**SUPPLIED ENTRIES**
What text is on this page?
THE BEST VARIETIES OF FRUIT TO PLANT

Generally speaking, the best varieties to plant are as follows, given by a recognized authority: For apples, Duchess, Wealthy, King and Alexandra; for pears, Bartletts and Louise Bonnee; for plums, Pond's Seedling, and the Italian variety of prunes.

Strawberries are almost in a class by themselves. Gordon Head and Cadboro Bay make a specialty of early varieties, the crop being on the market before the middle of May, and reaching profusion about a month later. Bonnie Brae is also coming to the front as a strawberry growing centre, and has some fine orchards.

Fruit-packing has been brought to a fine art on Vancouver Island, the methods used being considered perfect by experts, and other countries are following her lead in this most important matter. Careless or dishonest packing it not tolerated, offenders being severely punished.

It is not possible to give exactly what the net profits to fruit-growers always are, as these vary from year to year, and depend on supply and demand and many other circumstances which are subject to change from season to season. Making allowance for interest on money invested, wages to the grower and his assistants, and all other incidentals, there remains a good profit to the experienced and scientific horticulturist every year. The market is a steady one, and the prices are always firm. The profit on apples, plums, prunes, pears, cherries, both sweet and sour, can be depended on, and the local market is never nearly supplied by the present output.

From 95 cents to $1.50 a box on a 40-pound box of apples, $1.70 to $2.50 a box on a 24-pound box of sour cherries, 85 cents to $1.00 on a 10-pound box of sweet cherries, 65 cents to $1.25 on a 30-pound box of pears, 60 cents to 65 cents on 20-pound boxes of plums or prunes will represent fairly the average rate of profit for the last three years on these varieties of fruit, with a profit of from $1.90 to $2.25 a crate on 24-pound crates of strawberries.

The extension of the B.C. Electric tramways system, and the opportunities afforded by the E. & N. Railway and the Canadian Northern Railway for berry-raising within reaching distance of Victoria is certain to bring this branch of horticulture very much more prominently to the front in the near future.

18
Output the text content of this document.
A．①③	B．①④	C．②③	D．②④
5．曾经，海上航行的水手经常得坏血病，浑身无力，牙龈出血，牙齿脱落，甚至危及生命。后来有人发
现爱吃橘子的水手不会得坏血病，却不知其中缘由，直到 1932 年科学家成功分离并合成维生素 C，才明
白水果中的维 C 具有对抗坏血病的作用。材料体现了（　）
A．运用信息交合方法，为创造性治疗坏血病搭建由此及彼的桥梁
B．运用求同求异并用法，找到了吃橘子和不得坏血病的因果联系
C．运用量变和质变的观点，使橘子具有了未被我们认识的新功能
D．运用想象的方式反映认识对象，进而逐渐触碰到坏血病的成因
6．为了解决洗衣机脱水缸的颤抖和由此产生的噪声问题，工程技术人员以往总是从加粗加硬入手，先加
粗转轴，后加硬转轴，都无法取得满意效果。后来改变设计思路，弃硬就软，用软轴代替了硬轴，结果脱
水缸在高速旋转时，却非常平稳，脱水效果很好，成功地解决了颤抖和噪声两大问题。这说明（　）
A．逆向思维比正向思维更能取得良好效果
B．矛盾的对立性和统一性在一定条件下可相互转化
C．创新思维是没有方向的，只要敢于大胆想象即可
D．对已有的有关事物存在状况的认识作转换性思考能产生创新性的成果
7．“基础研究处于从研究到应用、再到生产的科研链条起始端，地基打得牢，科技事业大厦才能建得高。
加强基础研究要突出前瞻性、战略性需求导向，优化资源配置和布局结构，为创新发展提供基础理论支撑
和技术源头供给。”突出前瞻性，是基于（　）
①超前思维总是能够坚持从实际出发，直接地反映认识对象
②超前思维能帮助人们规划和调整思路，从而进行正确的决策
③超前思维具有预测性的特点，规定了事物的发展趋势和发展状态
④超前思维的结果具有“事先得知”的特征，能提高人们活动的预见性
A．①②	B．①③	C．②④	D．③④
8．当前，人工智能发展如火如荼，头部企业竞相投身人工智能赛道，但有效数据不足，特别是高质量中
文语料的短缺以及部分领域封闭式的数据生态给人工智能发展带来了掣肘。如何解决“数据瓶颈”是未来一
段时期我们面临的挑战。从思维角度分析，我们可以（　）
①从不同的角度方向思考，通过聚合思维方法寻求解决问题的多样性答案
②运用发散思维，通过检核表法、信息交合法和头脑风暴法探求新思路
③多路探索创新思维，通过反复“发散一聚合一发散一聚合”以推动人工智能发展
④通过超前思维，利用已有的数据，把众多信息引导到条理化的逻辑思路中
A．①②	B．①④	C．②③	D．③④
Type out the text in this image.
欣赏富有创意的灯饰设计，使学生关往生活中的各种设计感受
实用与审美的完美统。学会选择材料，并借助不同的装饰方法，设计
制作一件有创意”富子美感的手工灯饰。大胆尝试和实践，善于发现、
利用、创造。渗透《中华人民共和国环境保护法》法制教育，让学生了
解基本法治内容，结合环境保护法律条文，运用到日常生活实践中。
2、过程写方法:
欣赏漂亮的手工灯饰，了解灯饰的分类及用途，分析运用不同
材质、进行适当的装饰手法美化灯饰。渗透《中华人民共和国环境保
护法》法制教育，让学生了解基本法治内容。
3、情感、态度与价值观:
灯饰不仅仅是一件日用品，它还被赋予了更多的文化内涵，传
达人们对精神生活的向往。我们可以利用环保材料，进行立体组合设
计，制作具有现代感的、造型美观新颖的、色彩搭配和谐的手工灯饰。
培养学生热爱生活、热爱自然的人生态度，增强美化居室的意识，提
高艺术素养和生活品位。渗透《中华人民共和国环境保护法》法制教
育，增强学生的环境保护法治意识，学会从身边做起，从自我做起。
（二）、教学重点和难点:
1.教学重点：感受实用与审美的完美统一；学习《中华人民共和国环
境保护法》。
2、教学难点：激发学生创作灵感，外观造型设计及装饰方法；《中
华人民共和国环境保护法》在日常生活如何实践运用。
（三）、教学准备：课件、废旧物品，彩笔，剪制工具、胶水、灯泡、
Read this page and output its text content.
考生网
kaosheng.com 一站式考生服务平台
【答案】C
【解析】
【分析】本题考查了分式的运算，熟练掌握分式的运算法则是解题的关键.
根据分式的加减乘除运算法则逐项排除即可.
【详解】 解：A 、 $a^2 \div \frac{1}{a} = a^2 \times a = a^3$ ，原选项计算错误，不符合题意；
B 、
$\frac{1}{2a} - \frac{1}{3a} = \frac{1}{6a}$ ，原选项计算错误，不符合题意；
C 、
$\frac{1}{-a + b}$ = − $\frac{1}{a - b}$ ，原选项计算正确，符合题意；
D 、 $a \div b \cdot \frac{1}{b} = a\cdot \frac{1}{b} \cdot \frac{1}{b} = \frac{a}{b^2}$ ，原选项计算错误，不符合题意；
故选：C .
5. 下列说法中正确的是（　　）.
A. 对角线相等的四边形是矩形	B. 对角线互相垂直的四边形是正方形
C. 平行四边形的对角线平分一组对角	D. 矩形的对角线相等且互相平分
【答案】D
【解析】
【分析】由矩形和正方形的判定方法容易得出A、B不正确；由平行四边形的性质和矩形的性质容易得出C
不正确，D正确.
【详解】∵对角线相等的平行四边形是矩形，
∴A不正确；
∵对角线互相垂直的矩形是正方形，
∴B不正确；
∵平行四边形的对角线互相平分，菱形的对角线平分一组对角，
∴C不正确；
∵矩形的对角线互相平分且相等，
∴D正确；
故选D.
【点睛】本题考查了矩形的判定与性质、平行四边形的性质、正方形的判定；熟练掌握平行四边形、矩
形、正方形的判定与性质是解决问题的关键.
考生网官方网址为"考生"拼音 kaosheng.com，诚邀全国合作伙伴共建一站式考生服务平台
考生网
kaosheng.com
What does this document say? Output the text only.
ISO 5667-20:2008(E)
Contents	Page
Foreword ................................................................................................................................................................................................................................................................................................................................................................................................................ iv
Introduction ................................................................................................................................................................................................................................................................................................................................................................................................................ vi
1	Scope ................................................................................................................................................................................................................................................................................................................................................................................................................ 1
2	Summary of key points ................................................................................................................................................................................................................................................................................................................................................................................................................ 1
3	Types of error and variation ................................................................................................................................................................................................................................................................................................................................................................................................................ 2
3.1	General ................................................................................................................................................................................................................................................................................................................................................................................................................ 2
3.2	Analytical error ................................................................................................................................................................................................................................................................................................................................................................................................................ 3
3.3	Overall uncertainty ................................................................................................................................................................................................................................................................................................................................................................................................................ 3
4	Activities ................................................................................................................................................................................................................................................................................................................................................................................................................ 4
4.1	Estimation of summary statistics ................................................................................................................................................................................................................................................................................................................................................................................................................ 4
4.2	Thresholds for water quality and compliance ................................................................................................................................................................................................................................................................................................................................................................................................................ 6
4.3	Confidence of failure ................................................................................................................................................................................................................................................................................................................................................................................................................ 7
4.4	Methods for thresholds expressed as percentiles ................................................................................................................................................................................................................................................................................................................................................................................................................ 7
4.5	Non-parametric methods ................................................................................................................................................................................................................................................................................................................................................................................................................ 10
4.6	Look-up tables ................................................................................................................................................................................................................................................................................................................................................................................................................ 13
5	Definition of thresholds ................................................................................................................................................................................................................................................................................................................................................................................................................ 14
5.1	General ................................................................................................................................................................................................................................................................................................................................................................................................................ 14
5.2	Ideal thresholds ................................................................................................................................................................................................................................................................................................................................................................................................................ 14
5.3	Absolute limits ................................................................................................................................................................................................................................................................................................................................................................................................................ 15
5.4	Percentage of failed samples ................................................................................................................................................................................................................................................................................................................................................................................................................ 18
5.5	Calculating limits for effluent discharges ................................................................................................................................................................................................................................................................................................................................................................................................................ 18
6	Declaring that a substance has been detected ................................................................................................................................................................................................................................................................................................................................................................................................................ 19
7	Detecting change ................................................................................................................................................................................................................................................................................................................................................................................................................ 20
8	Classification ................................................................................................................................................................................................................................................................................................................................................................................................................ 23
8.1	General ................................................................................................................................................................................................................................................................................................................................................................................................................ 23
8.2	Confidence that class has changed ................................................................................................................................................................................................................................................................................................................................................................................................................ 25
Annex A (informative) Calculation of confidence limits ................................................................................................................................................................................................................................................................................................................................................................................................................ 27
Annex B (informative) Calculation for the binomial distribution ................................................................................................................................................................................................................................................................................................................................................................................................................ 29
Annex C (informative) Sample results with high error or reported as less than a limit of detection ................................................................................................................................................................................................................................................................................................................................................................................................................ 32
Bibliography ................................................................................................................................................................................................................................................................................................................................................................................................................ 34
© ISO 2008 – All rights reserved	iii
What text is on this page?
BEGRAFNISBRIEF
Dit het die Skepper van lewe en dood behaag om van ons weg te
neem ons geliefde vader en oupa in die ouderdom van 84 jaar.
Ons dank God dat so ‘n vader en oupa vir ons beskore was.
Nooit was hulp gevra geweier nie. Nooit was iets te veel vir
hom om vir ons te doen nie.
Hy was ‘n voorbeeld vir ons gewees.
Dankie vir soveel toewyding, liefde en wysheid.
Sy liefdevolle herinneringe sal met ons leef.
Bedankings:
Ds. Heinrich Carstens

**AIM OF THE EXERCISE**
Return each line among the entries that holds the word "原选项计算错误".

**SOLUTION TO THE PROBLEM**
【详解】 解：A 、 $a^2 \div \frac{1}{a} = a^2 \times a = a^3$ ，原选项计算错误，不符合题意；
$\frac{1}{2a} - \frac{1}{3a} = \frac{1}{6a}$ ，原选项计算错误，不符合题意；
D 、 $a \div b \cdot \frac{1}{b} = a\cdot \frac{1}{b} \cdot \frac{1}{b} = \frac{a}{b^2}$ ，原选项计算错误，不符合题意；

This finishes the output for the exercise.